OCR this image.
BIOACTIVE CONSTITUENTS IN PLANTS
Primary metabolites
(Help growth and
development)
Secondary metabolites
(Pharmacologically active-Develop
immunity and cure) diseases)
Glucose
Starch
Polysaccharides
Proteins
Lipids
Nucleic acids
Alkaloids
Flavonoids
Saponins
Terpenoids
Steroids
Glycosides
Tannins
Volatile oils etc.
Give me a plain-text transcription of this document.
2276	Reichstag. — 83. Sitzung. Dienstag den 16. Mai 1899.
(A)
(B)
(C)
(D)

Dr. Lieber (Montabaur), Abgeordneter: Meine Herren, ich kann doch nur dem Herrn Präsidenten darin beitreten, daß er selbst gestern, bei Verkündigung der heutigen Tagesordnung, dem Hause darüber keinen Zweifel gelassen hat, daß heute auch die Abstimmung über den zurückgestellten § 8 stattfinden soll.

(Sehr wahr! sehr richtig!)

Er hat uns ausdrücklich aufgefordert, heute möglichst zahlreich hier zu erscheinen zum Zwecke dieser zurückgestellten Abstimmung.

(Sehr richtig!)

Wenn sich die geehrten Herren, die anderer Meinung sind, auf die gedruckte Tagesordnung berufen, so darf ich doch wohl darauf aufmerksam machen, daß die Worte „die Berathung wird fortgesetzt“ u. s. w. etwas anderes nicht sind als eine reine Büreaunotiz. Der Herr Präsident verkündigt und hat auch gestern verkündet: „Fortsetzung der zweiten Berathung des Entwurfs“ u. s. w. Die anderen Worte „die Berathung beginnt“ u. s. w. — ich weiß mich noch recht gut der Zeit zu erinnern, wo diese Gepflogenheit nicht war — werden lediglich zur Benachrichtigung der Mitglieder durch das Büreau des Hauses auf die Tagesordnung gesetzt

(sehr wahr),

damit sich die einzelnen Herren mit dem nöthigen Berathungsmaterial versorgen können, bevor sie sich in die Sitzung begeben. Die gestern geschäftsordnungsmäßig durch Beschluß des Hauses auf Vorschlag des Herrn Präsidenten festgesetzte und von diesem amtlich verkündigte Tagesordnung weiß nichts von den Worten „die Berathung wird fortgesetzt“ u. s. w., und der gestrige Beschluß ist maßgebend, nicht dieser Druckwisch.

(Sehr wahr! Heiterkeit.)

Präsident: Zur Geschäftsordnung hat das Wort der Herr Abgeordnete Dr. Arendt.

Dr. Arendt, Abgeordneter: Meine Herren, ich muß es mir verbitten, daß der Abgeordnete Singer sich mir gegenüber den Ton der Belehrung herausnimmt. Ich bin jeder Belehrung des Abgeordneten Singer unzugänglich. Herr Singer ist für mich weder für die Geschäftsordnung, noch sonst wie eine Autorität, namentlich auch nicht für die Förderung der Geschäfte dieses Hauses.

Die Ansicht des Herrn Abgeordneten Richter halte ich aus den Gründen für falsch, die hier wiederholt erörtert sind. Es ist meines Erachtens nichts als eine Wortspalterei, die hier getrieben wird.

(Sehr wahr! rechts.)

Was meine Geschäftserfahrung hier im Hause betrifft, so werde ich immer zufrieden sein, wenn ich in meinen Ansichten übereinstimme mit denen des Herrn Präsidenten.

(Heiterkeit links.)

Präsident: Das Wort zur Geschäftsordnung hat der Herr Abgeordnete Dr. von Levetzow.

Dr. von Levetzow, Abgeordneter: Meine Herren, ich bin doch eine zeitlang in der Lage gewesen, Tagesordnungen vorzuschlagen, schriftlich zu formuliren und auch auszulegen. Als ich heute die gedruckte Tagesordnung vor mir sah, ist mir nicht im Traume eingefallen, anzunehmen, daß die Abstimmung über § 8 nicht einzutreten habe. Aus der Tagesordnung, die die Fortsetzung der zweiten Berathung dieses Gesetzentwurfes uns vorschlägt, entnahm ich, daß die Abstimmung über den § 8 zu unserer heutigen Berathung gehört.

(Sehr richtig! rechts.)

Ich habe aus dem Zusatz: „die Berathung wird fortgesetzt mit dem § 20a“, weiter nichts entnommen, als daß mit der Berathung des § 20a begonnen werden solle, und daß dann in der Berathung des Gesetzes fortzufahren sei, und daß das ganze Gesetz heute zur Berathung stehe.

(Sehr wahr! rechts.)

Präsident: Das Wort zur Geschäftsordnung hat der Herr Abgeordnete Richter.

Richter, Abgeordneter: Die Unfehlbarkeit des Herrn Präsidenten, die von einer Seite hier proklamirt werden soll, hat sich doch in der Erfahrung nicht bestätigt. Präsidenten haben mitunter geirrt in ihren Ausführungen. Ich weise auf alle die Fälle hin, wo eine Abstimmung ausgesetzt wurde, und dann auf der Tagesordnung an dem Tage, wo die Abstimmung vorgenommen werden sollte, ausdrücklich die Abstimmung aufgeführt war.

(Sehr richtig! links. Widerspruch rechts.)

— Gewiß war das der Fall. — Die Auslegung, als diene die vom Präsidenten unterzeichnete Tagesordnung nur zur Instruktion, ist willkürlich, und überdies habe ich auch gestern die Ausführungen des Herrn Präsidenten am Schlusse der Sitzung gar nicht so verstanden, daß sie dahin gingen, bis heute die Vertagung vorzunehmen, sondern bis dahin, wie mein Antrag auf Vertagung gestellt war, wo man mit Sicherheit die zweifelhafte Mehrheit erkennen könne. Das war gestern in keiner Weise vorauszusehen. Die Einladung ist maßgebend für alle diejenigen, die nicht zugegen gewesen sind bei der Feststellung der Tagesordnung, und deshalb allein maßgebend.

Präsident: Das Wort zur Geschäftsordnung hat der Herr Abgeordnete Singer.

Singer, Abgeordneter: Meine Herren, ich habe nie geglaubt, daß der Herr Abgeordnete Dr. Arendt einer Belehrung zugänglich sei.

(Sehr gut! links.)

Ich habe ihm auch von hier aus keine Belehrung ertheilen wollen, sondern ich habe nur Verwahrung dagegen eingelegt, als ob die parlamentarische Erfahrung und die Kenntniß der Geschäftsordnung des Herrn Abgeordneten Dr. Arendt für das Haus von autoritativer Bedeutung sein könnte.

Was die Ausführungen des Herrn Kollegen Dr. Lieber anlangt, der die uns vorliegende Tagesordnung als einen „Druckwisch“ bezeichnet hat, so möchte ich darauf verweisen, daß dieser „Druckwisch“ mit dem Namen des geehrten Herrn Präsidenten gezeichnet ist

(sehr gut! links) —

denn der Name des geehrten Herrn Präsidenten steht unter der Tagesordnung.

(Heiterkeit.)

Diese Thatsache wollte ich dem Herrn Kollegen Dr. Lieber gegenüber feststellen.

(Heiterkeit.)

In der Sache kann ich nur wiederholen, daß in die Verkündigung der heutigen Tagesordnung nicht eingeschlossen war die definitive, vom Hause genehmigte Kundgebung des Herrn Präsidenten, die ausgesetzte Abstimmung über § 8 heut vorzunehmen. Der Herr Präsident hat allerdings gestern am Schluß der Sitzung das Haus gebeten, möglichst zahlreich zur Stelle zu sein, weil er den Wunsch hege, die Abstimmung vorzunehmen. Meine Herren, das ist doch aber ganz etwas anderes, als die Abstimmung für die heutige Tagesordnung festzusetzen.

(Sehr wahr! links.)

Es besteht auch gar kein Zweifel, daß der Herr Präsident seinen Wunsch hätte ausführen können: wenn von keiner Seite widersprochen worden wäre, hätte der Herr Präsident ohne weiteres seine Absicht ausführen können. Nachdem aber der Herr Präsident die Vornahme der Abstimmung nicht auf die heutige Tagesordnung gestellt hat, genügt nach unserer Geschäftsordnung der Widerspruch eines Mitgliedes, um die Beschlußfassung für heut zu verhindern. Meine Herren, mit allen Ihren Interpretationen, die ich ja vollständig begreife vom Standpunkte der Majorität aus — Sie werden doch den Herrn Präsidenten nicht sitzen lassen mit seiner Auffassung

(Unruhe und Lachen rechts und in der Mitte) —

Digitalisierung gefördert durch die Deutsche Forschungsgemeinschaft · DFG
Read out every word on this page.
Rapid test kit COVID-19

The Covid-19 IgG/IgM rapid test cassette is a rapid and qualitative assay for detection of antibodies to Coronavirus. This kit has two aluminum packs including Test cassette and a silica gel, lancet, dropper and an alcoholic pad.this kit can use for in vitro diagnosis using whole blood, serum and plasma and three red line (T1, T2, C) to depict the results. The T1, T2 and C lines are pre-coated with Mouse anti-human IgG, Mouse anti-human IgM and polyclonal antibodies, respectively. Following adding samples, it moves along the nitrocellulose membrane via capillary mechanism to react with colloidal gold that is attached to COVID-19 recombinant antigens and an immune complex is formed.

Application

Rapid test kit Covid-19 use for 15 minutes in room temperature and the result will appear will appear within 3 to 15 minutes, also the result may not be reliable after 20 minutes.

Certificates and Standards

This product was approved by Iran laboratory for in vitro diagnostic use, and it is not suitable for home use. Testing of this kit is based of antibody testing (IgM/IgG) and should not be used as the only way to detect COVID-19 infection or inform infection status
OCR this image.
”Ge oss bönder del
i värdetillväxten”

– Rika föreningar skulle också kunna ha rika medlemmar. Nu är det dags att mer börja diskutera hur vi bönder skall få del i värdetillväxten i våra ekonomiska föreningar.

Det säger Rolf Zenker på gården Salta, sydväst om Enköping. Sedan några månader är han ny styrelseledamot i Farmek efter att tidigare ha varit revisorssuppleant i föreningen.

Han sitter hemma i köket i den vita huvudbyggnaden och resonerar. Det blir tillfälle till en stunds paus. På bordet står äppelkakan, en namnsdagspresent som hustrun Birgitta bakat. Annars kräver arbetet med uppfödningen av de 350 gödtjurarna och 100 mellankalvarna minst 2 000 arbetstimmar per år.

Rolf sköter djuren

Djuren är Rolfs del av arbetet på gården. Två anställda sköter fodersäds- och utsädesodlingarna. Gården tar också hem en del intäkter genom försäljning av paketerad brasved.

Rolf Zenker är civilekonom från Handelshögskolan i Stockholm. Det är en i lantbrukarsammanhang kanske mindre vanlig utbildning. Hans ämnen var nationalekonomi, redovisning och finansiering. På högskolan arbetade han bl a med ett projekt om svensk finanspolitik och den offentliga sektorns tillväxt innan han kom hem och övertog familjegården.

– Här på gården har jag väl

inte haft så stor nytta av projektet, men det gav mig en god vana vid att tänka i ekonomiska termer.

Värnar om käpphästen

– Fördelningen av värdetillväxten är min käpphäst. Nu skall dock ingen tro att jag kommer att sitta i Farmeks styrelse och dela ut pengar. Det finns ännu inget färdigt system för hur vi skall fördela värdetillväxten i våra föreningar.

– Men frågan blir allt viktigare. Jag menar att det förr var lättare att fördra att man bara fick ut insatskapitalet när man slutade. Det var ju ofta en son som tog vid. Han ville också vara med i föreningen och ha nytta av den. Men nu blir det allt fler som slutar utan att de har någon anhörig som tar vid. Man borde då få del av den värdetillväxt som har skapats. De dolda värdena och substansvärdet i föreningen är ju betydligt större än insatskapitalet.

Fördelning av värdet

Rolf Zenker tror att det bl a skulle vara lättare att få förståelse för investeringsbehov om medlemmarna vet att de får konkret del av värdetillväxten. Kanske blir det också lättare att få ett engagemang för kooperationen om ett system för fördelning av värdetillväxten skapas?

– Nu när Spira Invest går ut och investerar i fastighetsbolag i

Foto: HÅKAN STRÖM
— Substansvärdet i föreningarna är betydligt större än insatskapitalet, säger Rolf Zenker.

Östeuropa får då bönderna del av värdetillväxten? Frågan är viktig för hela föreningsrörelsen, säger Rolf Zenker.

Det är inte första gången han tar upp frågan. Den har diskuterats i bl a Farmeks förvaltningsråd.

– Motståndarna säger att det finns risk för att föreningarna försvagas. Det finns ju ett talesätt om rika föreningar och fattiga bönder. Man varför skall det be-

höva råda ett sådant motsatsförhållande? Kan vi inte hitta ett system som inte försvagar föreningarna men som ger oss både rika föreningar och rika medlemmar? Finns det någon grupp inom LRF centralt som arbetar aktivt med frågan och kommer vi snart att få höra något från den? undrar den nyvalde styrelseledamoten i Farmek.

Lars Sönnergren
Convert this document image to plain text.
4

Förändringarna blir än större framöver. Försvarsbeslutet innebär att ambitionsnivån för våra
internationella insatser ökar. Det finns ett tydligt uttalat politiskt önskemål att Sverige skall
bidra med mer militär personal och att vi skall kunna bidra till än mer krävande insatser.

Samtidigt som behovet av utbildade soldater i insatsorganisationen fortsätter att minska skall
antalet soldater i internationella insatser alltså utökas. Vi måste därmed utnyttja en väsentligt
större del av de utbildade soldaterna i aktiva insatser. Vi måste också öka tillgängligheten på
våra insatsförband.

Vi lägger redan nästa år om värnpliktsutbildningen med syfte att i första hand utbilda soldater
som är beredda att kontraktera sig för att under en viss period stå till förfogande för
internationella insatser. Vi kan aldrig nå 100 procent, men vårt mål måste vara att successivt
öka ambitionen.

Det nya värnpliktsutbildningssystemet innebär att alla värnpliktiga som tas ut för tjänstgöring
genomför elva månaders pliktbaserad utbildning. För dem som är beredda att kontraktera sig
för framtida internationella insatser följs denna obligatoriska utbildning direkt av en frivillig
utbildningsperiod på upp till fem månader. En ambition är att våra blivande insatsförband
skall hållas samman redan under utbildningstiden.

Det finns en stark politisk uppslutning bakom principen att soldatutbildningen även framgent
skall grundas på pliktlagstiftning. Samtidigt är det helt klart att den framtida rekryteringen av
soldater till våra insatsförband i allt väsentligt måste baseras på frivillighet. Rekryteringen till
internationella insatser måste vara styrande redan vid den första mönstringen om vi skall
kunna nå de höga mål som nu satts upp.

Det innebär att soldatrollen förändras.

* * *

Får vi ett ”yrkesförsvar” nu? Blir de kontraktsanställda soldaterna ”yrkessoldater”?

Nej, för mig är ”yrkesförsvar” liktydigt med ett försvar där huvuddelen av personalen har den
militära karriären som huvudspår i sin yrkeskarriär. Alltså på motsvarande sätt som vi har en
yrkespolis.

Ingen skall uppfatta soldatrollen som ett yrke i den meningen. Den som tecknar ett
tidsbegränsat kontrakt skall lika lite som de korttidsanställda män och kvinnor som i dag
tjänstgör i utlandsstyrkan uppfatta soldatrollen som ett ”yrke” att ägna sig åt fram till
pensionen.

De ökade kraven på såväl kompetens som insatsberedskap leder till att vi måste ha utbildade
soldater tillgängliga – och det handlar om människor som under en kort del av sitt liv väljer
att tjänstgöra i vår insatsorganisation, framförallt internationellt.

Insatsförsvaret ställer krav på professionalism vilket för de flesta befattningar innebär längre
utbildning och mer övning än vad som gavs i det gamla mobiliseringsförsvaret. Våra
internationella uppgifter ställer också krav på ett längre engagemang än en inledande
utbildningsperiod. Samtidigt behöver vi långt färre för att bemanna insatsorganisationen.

- ASSIGNED TASK
The lines to return are those in the material above that hold "första".

- REPLY
Det är inte första gången han tar upp frågan. Den har diskuterats i bl a Farmeks förvaltningsråd.
Vi lägger redan nästa år om värnpliktsutbildningen med syfte att i första hand utbilda soldater
internationella insatser måste vara styrande redan vid den första mönstringen om vi skall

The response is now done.